WHAT TO WORK ON:
Only the number is wanted: how many lines contain "Salisbury"?

* * * * *

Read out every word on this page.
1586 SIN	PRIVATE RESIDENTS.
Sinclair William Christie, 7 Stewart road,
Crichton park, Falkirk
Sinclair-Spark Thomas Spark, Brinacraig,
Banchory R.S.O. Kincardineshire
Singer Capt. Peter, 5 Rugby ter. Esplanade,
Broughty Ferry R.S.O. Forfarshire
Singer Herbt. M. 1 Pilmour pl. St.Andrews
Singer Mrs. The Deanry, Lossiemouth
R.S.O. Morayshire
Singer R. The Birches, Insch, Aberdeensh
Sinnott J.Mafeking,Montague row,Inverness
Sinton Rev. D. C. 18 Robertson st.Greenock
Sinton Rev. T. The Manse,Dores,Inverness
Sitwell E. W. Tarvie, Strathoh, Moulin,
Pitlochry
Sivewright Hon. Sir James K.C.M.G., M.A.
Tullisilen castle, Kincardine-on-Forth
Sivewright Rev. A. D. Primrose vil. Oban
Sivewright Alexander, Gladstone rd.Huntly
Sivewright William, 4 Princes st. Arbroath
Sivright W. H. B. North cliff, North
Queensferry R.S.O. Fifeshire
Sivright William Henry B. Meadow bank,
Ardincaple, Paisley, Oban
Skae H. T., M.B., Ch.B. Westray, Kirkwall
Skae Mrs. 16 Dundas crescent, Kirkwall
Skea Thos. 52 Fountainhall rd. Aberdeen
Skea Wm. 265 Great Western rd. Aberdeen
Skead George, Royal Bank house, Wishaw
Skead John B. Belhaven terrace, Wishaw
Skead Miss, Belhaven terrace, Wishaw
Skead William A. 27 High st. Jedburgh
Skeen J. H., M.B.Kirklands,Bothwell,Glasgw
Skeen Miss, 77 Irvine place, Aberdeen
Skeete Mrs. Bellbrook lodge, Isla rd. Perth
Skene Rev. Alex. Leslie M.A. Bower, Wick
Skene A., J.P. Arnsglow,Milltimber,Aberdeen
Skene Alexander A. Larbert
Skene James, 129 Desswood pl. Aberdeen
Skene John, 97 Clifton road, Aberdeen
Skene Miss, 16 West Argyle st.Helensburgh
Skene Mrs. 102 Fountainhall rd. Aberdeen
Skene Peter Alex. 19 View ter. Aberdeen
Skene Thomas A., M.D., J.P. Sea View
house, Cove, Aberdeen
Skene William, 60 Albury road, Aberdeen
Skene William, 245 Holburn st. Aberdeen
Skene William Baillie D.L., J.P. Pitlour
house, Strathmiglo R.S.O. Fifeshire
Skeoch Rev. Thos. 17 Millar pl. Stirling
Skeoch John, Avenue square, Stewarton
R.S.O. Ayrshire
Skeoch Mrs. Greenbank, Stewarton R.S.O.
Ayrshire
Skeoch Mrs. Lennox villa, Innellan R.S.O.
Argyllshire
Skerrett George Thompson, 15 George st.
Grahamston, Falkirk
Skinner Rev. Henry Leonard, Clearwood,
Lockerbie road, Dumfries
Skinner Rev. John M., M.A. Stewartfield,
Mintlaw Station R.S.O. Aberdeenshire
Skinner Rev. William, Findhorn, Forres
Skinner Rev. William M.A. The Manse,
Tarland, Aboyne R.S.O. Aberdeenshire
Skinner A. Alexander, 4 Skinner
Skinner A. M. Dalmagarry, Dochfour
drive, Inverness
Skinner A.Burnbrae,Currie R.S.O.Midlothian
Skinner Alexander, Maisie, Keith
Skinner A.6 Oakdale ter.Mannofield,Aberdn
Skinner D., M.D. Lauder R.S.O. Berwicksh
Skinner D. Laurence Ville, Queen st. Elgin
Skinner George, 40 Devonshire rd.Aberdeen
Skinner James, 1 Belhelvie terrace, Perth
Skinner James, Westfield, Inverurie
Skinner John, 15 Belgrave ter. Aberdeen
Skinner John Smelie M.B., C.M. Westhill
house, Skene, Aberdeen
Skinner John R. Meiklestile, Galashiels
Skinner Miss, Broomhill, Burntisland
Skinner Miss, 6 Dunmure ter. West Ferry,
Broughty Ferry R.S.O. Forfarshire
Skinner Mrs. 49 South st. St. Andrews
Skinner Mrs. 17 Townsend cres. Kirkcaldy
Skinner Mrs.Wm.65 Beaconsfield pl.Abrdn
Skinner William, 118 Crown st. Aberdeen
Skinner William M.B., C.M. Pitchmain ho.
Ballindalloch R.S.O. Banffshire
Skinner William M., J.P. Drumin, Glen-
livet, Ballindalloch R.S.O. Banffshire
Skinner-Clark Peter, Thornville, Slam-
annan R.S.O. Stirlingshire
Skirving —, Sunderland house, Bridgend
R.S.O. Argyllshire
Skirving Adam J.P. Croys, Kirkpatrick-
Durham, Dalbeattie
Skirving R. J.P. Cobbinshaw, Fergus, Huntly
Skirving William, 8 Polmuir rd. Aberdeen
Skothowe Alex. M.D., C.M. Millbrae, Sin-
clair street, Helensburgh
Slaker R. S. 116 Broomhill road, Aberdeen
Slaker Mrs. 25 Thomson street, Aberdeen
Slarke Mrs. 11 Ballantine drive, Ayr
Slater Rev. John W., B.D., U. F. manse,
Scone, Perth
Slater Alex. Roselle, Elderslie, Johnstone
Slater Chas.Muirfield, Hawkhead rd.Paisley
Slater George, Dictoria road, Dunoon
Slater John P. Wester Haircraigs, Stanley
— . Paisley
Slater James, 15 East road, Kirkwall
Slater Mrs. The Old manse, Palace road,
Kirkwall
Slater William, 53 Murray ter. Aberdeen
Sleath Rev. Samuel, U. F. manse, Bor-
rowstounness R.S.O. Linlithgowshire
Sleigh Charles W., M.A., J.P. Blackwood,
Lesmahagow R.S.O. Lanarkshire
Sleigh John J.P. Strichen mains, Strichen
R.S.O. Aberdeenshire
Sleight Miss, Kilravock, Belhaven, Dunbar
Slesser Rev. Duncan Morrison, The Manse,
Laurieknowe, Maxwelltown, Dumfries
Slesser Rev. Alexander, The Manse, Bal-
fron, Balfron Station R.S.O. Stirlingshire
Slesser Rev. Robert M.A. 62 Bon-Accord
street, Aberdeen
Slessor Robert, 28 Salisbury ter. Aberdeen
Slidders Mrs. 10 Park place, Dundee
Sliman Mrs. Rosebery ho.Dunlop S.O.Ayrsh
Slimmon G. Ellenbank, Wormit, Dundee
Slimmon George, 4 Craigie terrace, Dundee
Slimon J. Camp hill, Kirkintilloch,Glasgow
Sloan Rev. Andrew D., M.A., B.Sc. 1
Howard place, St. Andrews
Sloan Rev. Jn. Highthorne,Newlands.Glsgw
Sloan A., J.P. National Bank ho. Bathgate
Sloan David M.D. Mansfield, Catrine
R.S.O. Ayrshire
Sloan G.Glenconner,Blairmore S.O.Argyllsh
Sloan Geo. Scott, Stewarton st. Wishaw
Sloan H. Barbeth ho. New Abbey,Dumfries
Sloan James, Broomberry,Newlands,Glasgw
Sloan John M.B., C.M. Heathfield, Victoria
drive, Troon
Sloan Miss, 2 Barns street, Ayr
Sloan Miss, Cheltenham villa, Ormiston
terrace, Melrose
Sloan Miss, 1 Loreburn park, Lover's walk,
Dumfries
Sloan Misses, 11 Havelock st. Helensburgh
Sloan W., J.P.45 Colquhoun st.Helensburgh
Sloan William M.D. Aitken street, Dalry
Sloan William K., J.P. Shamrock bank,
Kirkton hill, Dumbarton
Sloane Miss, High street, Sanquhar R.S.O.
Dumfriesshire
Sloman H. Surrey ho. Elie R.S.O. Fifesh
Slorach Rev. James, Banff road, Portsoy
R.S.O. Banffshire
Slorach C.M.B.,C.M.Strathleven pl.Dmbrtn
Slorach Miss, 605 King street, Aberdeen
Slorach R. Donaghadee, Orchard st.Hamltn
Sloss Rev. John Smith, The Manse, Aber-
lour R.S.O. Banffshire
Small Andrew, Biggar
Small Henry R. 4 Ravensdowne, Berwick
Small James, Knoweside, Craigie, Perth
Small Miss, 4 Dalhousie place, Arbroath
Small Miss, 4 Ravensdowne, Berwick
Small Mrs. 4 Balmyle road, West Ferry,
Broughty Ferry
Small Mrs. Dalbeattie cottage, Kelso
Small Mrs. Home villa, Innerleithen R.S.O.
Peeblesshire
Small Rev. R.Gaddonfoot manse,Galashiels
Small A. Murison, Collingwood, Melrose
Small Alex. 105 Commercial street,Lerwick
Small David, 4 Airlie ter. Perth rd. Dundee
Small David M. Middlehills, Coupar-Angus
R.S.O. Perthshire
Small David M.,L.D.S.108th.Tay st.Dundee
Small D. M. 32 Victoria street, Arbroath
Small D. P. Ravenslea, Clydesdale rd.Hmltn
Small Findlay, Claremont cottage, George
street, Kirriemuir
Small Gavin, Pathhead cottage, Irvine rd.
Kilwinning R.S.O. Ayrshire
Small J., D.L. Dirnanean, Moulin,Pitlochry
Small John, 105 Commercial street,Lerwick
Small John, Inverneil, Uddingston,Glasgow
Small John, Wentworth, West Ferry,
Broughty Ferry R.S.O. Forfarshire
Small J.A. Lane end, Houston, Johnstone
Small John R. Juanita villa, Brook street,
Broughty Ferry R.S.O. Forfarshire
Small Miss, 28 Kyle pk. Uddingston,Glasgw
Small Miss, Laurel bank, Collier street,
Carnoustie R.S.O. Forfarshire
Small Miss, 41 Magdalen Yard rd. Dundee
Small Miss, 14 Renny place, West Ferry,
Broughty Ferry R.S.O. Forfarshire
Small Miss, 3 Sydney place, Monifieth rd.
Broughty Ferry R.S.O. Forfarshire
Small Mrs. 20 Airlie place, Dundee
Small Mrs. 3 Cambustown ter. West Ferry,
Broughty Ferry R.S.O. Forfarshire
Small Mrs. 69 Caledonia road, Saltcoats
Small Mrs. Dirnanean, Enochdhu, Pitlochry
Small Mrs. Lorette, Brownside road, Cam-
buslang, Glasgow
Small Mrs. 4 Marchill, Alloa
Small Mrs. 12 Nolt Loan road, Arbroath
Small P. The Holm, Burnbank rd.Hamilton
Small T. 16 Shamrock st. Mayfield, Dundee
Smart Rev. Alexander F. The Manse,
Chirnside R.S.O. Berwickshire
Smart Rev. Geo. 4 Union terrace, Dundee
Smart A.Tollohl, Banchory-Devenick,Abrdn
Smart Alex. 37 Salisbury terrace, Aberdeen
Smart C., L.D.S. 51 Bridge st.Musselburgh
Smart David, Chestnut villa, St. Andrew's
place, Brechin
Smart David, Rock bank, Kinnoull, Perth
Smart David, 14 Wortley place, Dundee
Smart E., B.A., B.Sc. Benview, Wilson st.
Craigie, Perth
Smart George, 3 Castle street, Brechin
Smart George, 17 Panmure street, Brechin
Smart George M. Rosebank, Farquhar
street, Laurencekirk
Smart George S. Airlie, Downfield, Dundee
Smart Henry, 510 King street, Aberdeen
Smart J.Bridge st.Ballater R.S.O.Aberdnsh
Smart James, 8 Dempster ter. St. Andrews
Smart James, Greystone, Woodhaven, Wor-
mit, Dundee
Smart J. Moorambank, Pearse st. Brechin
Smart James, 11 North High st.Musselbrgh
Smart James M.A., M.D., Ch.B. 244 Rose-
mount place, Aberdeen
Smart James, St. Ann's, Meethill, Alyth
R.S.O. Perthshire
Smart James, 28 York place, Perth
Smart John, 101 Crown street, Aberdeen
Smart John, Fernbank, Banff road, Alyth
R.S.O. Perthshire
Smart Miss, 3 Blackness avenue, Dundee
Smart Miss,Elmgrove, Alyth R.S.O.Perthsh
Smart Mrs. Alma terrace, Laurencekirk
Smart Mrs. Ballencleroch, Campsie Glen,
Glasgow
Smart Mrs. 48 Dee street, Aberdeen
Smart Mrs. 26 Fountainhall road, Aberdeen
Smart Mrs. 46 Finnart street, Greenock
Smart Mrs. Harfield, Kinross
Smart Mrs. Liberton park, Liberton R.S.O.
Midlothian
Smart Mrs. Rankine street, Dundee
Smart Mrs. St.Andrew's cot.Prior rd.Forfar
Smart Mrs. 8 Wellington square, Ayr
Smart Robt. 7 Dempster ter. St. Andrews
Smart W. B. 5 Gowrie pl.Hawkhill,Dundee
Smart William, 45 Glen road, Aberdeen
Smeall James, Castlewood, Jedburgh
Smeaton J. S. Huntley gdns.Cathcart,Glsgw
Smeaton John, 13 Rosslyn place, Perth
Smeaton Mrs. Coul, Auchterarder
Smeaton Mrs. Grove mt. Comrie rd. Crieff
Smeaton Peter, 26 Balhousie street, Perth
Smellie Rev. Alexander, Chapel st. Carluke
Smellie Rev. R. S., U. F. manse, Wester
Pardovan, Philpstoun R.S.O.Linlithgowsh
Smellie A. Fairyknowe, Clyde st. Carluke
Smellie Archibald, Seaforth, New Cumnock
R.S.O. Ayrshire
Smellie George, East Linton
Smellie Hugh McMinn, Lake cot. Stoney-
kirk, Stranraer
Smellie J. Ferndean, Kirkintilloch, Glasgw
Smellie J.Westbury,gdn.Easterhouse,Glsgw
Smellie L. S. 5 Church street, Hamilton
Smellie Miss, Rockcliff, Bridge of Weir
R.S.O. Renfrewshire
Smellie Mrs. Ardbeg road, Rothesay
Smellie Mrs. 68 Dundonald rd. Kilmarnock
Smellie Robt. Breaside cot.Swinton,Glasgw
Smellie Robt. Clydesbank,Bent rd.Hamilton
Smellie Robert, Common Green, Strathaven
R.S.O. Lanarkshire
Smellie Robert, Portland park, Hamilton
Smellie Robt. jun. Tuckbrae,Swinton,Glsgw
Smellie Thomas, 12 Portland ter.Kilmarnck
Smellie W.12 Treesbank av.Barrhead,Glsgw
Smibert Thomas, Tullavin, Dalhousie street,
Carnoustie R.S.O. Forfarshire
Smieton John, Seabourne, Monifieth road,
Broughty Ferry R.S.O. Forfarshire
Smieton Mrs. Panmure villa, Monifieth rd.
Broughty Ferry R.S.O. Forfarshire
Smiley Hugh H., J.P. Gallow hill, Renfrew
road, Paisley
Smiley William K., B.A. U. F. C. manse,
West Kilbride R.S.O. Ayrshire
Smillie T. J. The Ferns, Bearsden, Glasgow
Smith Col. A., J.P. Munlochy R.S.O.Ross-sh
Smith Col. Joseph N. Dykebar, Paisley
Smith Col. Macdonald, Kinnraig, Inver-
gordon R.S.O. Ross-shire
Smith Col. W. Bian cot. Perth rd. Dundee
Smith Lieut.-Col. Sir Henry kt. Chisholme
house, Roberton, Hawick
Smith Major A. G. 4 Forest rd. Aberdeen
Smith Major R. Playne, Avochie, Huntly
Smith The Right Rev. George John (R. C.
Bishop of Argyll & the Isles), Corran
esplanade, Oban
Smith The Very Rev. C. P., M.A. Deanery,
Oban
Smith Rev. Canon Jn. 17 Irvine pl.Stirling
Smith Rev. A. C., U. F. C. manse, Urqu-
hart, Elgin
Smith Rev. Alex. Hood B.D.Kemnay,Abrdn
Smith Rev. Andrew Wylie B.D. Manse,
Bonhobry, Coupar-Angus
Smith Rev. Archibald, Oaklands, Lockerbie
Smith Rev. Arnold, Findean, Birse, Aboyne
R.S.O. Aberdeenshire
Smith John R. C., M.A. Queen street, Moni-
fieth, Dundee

* * * * *

RESPONSE TO THE TASK:
2